_Written instruction_
Leave out the pictures and transcribe the rest of the records exactly.
:::::
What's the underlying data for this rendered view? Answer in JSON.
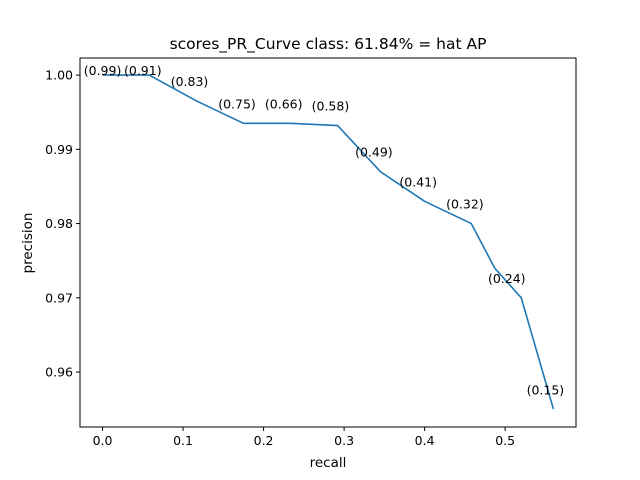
{
  "chart_data": {
    "type": "line",
    "title": "scores_PR_Curve class: 61.84% = hat AP",
    "xlabel": "recall",
    "ylabel": "precision",
    "xlim": [
      -0.028,
      0.588
    ],
    "ylim": [
      0.9526,
      1.0023
    ],
    "xticks": [
      {
        "value": 0.0,
        "label": "0.0"
      },
      {
        "value": 0.1,
        "label": "0.1"
      },
      {
        "value": 0.2,
        "label": "0.2"
      },
      {
        "value": 0.3,
        "label": "0.3"
      },
      {
        "value": 0.4,
        "label": "0.4"
      },
      {
        "value": 0.5,
        "label": "0.5"
      }
    ],
    "yticks": [
      {
        "value": 0.96,
        "label": "0.96"
      },
      {
        "value": 0.97,
        "label": "0.97"
      },
      {
        "value": 0.98,
        "label": "0.98"
      },
      {
        "value": 0.99,
        "label": "0.99"
      },
      {
        "value": 1.0,
        "label": "1.00"
      }
    ],
    "grid": false,
    "color": "#1f77b4",
    "series": [
      {
        "x": [
          0.0,
          0.058,
          0.117,
          0.175,
          0.233,
          0.292,
          0.345,
          0.4,
          0.458,
          0.487,
          0.52,
          0.56
        ],
        "y": [
          1.0,
          1.0,
          0.9965,
          0.9935,
          0.9935,
          0.9932,
          0.987,
          0.983,
          0.98,
          0.974,
          0.97,
          0.955
        ]
      }
    ],
    "annotations": [
      {
        "x": 0.0,
        "y": 1.0,
        "text": "(0.99)"
      },
      {
        "x": 0.05,
        "y": 1.0,
        "text": "(0.91)"
      },
      {
        "x": 0.108,
        "y": 0.9985,
        "text": "(0.83)"
      },
      {
        "x": 0.167,
        "y": 0.9955,
        "text": "(0.75)"
      },
      {
        "x": 0.225,
        "y": 0.9955,
        "text": "(0.66)"
      },
      {
        "x": 0.283,
        "y": 0.9952,
        "text": "(0.58)"
      },
      {
        "x": 0.337,
        "y": 0.989,
        "text": "(0.49)"
      },
      {
        "x": 0.392,
        "y": 0.985,
        "text": "(0.41)"
      },
      {
        "x": 0.45,
        "y": 0.982,
        "text": "(0.32)"
      },
      {
        "x": 0.502,
        "y": 0.972,
        "text": "(0.24)"
      },
      {
        "x": 0.55,
        "y": 0.957,
        "text": "(0.15)"
      }
    ]
  }
}
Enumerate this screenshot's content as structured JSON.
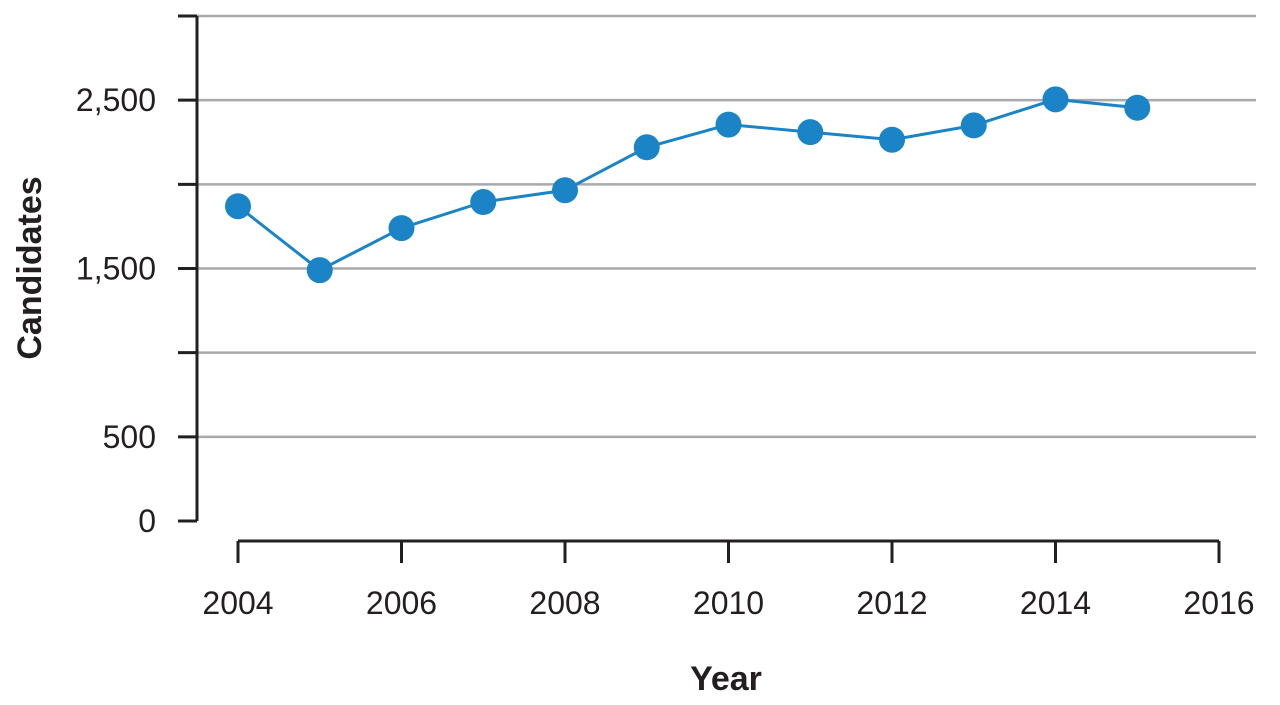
{
  "chart_data": {
    "type": "line",
    "title": "",
    "xlabel": "Year",
    "ylabel": "Candidates",
    "xlim": [
      2004,
      2016
    ],
    "ylim": [
      0,
      3000
    ],
    "x_ticks": [
      2004,
      2006,
      2008,
      2010,
      2012,
      2014,
      2016
    ],
    "x_tick_labels": [
      "2004",
      "2006",
      "2008",
      "2010",
      "2012",
      "2014",
      "2016"
    ],
    "y_gridlines": [
      500,
      1000,
      1500,
      2000,
      2500,
      3000
    ],
    "y_ticks": [
      0,
      500,
      1000,
      1500,
      2000,
      2500,
      3000
    ],
    "y_tick_labels": [
      {
        "value": 0,
        "label": "0"
      },
      {
        "value": 500,
        "label": "500"
      },
      {
        "value": 1500,
        "label": "1,500"
      },
      {
        "value": 2500,
        "label": "2,500"
      }
    ],
    "grid": true,
    "legend": "none",
    "colors": {
      "series": "#1b84c6",
      "grid": "#a7a9ac",
      "axis": "#231f20"
    },
    "series": [
      {
        "x": [
          2004,
          2005,
          2006,
          2007,
          2008,
          2009,
          2010,
          2011,
          2012,
          2013,
          2014,
          2015
        ],
        "values": [
          1870,
          1490,
          1740,
          1895,
          1965,
          2220,
          2355,
          2310,
          2265,
          2350,
          2505,
          2455
        ]
      }
    ]
  }
}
:::::
_Solution to this task_
What's the underlying data for this rendered view? Answer in JSON.
{
  "chart_data": {
    "type": "line",
    "title": "scores_PR_Curve class: 61.84% = hat AP",
    "xlabel": "recall",
    "ylabel": "precision",
    "xlim": [
      -0.028,
      0.588
    ],
    "ylim": [
      0.9526,
      1.0023
    ],
    "xticks": [
      {
        "value": 0.0,
        "label": "0.0"
      },
      {
        "value": 0.1,
        "label": "0.1"
      },
      {
        "value": 0.2,
        "label": "0.2"
      },
      {
        "value": 0.3,
        "label": "0.3"
      },
      {
        "value": 0.4,
        "label": "0.4"
      },
      {
        "value": 0.5,
        "label": "0.5"
      }
    ],
    "yticks": [
      {
        "value": 0.96,
        "label": "0.96"
      },
      {
        "value": 0.97,
        "label": "0.97"
      },
      {
        "value": 0.98,
        "label": "0.98"
      },
      {
        "value": 0.99,
        "label": "0.99"
      },
      {
        "value": 1.0,
        "label": "1.00"
      }
    ],
    "grid": false,
    "color": "#1f77b4",
    "series": [
      {
        "x": [
          0.0,
          0.058,
          0.117,
          0.175,
          0.233,
          0.292,
          0.345,
          0.4,
          0.458,
          0.487,
          0.52,
          0.56
        ],
        "y": [
          1.0,
          1.0,
          0.9965,
          0.9935,
          0.9935,
          0.9932,
          0.987,
          0.983,
          0.98,
          0.974,
          0.97,
          0.955
        ]
      }
    ],
    "annotations": [
      {
        "x": 0.0,
        "y": 1.0,
        "text": "(0.99)"
      },
      {
        "x": 0.05,
        "y": 1.0,
        "text": "(0.91)"
      },
      {
        "x": 0.108,
        "y": 0.9985,
        "text": "(0.83)"
      },
      {
        "x": 0.167,
        "y": 0.9955,
        "text": "(0.75)"
      },
      {
        "x": 0.225,
        "y": 0.9955,
        "text": "(0.66)"
      },
      {
        "x": 0.283,
        "y": 0.9952,
        "text": "(0.58)"
      },
      {
        "x": 0.337,
        "y": 0.989,
        "text": "(0.49)"
      },
      {
        "x": 0.392,
        "y": 0.985,
        "text": "(0.41)"
      },
      {
        "x": 0.45,
        "y": 0.982,
        "text": "(0.32)"
      },
      {
        "x": 0.502,
        "y": 0.972,
        "text": "(0.24)"
      },
      {
        "x": 0.55,
        "y": 0.957,
        "text": "(0.15)"
      }
    ]
  }
}
Enumerate this screenshot's content as structured JSON.
{
  "chart_data": {
    "type": "line",
    "title": "",
    "xlabel": "Year",
    "ylabel": "Candidates",
    "xlim": [
      2004,
      2016
    ],
    "ylim": [
      0,
      3000
    ],
    "x_ticks": [
      2004,
      2006,
      2008,
      2010,
      2012,
      2014,
      2016
    ],
    "x_tick_labels": [
      "2004",
      "2006",
      "2008",
      "2010",
      "2012",
      "2014",
      "2016"
    ],
    "y_gridlines": [
      500,
      1000,
      1500,
      2000,
      2500,
      3000
    ],
    "y_ticks": [
      0,
      500,
      1000,
      1500,
      2000,
      2500,
      3000
    ],
    "y_tick_labels": [
      {
        "value": 0,
        "label": "0"
      },
      {
        "value": 500,
        "label": "500"
      },
      {
        "value": 1500,
        "label": "1,500"
      },
      {
        "value": 2500,
        "label": "2,500"
      }
    ],
    "grid": true,
    "legend": "none",
    "colors": {
      "series": "#1b84c6",
      "grid": "#a7a9ac",
      "axis": "#231f20"
    },
    "series": [
      {
        "x": [
          2004,
          2005,
          2006,
          2007,
          2008,
          2009,
          2010,
          2011,
          2012,
          2013,
          2014,
          2015
        ],
        "values": [
          1870,
          1490,
          1740,
          1895,
          1965,
          2220,
          2355,
          2310,
          2265,
          2350,
          2505,
          2455
        ]
      }
    ]
  }
}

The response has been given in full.